RECORDS SUPPLIED -
_____

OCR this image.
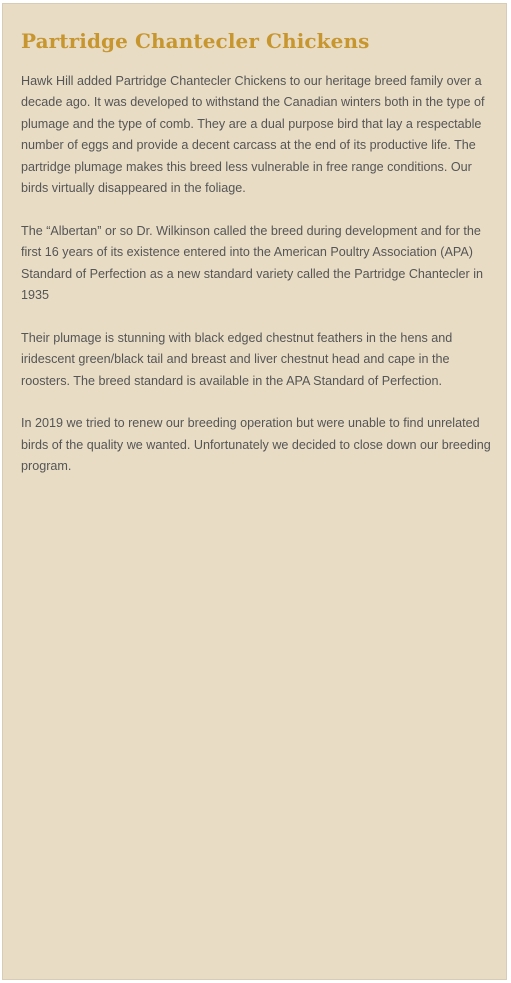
Partridge Chantecler Chickens

Hawk Hill added Partridge Chantecler Chickens to our heritage breed family over a decade ago. It was developed to withstand the Canadian winters both in the type of plumage and the type of comb. They are a dual purpose bird that lay a respectable number of eggs and provide a decent carcass at the end of its productive life. The partridge plumage makes this breed less vulnerable in free range conditions. Our birds virtually disappeared in the foliage.

The “Albertan” or so Dr. Wilkinson called the breed during development and for the first 16 years of its existence entered into the American Poultry Association (APA) Standard of Perfection as a new standard variety called the Partridge Chantecler in 1935

Their plumage is stunning with black edged chestnut feathers in the hens and iridescent green/black tail and breast and liver chestnut head and cape in the roosters. The breed standard is available in the APA Standard of Perfection.

In 2019 we tried to renew our breeding operation but were unable to find unrelated birds of the quality we wanted. Unfortunately we decided to close down our breeding program.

_____

DIRECTIVE - Show the lines of the records that include the string "Chickens".

EXPECTED ANSWER -
Partridge Chantecler Chickens
Hawk Hill added Partridge Chantecler Chickens to our heritage breed family over a decade ago. It was developed to withstand the Canadian winters both in the type of plumage and the type of comb. They are a dual purpose bird that lay a respectable number of eggs and provide a decent carcass at the end of its productive life. The partridge plumage makes this breed less vulnerable in free range conditions. Our birds virtually disappeared in the foliage.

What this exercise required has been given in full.